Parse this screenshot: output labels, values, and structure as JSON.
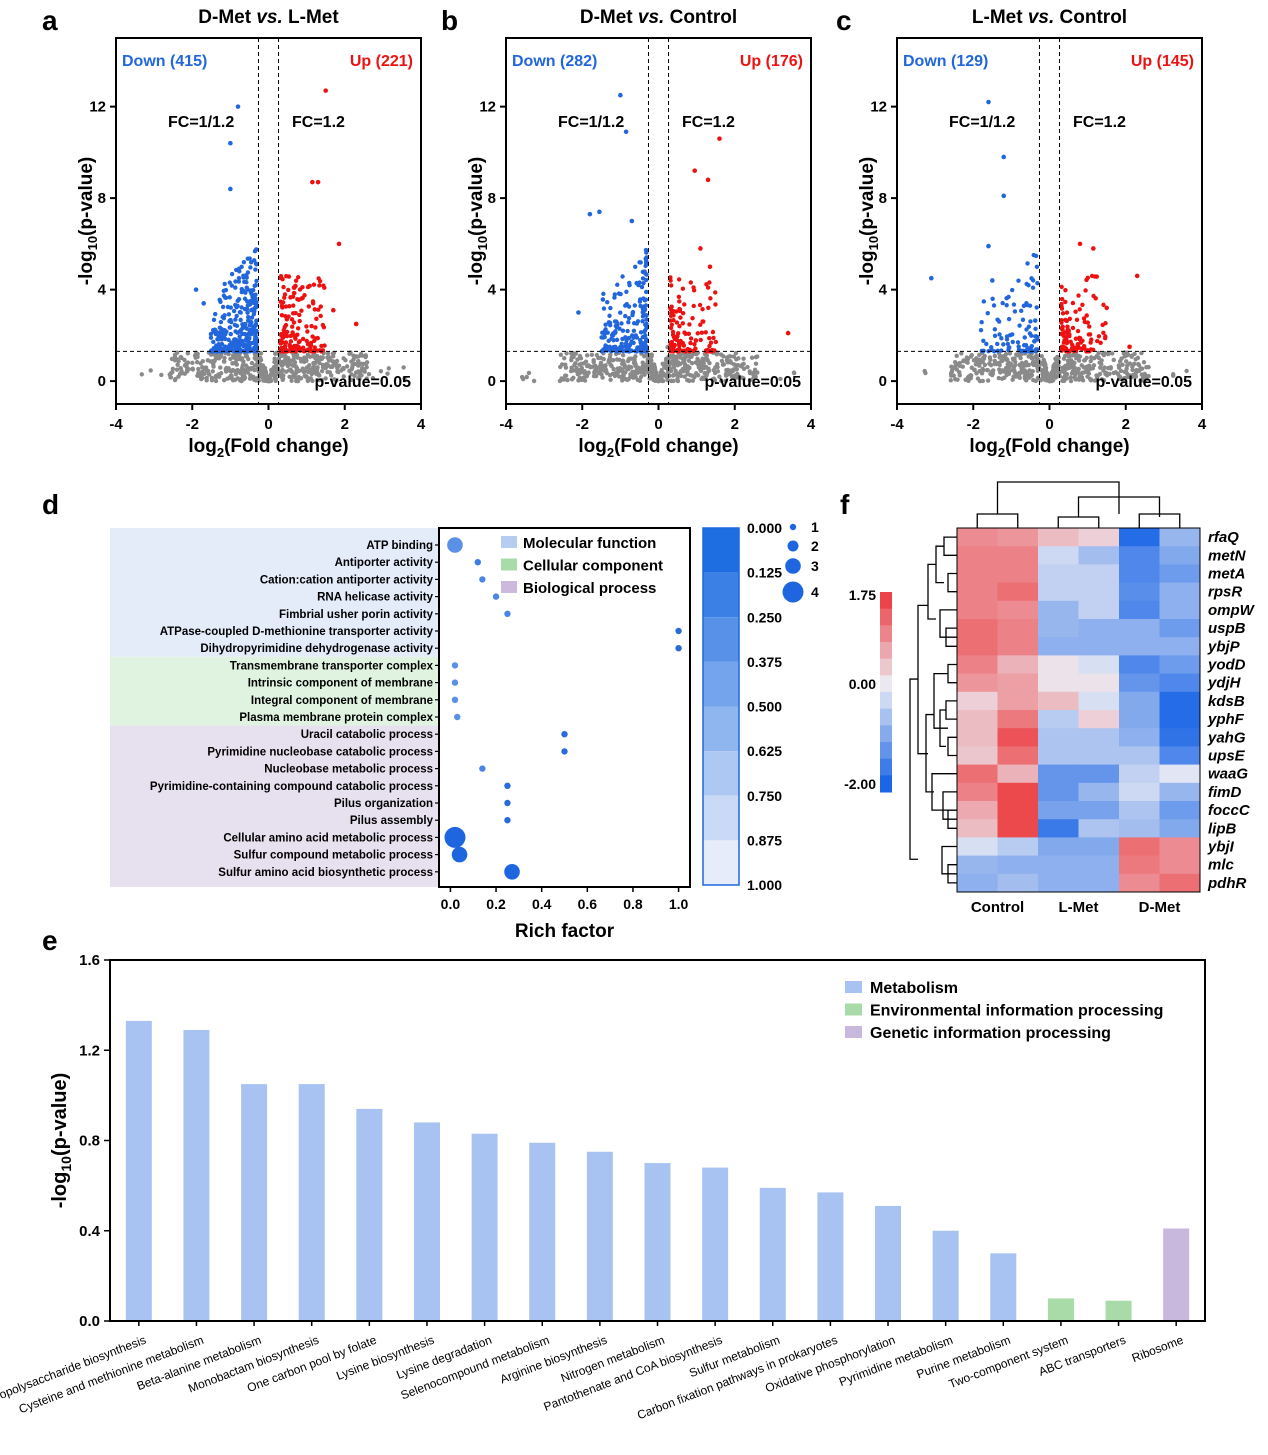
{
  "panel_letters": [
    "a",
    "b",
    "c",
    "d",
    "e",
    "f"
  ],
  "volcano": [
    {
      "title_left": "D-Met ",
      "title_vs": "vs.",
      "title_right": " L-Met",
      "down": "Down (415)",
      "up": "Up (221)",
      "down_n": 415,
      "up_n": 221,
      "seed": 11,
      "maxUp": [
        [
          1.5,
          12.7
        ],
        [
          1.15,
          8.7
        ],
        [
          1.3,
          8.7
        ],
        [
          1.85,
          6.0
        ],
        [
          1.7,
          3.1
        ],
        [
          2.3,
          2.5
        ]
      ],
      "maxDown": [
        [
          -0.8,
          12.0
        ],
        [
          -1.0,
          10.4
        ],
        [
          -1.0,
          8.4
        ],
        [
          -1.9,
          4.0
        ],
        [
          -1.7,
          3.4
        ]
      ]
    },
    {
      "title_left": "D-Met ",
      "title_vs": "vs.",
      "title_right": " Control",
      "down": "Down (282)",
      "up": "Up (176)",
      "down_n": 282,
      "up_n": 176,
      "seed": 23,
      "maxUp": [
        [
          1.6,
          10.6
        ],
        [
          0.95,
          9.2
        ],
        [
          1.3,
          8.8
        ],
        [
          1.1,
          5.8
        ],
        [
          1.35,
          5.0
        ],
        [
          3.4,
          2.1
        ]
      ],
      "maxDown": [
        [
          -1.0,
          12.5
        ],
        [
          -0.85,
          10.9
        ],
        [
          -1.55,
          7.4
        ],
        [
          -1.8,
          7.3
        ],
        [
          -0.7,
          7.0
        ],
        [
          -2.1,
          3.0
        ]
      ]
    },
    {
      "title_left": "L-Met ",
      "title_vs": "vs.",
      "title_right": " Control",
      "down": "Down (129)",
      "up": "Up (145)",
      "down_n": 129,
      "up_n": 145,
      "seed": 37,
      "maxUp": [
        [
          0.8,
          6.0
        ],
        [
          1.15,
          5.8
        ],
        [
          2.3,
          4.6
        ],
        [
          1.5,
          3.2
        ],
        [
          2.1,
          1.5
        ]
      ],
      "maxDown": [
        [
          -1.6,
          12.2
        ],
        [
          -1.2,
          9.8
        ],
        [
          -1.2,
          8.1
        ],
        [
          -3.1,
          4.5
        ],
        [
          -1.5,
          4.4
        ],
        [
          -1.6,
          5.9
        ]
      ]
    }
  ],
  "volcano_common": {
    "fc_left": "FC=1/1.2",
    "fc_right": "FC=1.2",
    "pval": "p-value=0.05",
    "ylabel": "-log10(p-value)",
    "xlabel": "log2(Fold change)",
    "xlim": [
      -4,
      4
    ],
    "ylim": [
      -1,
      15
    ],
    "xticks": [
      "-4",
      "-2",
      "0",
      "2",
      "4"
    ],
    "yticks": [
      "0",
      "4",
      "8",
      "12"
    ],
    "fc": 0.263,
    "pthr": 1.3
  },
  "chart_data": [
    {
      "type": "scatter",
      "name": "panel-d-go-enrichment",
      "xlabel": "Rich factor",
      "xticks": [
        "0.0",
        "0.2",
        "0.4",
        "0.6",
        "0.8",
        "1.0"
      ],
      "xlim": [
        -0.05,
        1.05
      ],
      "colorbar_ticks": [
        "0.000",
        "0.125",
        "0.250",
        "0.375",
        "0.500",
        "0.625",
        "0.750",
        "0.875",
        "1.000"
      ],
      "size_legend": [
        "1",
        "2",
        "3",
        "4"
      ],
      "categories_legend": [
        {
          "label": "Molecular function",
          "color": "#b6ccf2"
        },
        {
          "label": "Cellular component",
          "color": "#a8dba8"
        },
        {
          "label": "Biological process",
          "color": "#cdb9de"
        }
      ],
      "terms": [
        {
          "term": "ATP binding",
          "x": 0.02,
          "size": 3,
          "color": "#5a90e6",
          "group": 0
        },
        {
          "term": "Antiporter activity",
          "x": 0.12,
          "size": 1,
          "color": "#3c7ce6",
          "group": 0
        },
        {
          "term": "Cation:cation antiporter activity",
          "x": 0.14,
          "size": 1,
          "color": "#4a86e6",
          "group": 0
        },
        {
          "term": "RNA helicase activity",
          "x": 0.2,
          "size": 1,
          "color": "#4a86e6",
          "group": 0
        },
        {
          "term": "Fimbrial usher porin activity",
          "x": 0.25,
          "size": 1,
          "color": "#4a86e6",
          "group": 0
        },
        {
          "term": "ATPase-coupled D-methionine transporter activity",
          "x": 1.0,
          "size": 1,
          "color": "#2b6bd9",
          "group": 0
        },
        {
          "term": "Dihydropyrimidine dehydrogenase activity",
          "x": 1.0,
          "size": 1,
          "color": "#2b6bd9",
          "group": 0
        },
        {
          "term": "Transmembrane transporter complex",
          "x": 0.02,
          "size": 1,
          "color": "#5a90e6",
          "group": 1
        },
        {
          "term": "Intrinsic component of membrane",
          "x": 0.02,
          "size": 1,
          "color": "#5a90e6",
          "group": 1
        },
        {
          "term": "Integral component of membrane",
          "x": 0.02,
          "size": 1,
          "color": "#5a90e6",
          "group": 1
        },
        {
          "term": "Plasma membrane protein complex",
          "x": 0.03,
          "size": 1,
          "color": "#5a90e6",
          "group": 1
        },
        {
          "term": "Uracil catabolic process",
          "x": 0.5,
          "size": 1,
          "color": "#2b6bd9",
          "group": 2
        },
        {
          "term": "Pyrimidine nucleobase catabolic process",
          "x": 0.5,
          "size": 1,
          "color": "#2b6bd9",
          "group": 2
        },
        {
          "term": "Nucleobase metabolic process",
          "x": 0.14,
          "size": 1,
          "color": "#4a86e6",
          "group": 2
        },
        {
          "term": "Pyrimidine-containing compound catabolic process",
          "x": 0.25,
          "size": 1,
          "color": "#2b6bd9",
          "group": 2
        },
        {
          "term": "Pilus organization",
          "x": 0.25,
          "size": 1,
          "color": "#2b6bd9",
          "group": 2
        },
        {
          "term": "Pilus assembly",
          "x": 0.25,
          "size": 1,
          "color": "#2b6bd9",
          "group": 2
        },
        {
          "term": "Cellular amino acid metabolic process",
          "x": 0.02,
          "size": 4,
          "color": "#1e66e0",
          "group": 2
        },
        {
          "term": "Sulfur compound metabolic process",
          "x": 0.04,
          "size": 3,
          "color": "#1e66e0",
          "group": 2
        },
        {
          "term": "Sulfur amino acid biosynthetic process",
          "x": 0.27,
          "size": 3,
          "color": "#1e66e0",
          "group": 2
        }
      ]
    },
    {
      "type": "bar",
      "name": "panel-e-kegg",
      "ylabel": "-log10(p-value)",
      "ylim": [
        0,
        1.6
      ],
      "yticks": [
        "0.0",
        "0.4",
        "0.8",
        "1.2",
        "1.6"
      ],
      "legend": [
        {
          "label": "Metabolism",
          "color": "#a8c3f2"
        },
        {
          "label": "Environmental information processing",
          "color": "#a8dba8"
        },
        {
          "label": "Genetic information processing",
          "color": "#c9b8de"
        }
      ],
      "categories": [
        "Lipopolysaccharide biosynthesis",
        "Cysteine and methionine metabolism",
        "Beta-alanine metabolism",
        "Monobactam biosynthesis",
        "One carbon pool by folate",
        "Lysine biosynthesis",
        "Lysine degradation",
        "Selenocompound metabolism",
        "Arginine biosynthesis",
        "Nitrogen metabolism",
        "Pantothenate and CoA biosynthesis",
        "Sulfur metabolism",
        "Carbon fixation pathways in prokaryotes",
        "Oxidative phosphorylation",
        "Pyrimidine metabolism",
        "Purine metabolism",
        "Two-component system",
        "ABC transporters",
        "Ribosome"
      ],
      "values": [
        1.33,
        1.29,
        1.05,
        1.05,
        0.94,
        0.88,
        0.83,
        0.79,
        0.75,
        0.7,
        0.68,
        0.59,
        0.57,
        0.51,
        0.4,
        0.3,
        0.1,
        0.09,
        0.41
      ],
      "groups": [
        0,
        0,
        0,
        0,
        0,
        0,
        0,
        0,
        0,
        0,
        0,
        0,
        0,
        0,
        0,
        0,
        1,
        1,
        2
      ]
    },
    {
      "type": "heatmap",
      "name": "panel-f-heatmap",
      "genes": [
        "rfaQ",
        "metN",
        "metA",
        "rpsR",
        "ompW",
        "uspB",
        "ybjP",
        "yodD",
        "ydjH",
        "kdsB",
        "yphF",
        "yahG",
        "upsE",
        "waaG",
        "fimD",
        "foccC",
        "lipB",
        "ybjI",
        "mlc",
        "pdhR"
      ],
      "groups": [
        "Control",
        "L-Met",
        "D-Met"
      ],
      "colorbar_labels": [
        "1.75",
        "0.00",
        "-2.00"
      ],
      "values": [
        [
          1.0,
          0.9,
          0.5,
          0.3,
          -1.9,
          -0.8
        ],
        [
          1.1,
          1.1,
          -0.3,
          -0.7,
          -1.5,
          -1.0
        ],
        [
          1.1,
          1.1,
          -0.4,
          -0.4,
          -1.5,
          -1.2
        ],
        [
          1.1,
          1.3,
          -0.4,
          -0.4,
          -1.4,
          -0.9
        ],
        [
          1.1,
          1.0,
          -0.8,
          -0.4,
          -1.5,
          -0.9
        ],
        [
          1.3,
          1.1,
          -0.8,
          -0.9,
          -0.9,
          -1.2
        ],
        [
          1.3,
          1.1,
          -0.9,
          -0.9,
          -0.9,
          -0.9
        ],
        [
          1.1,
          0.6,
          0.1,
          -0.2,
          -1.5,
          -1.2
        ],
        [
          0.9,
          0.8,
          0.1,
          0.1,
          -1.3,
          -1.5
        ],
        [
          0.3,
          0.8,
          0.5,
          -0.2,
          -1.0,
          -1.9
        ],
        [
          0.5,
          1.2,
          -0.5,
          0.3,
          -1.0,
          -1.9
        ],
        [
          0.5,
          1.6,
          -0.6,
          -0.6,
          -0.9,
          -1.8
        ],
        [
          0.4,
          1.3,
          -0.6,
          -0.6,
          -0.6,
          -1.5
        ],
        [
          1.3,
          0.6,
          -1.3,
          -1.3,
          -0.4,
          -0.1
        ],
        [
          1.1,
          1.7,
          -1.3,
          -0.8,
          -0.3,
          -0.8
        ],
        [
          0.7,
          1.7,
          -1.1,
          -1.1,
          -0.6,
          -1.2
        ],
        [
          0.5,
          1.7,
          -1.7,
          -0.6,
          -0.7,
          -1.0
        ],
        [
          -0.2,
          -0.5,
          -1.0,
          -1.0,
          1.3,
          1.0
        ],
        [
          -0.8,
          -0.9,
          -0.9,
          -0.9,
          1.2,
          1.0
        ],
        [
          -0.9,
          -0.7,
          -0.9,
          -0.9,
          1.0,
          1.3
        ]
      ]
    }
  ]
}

# # #

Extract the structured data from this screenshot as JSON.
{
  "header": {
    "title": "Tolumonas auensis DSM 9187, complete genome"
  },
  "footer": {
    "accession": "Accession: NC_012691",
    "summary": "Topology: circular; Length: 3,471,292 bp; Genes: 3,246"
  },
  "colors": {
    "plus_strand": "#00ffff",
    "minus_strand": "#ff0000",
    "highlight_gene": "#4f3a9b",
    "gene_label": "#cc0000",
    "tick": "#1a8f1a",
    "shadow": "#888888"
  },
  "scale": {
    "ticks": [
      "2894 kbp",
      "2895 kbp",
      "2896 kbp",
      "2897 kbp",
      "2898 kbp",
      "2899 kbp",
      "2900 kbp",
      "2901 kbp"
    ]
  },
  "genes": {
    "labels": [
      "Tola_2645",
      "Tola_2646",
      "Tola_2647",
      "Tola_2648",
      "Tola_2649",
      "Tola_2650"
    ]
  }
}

# # #

PROBLEM TO WORK ON:
In the entries above, which lines hold the string "this"? Report all of them.

EXPECTED OUTPUT:
Parse this screenshot: output labels, values, and structure as JSON.
Extract the structured data from this screenshot as JSON.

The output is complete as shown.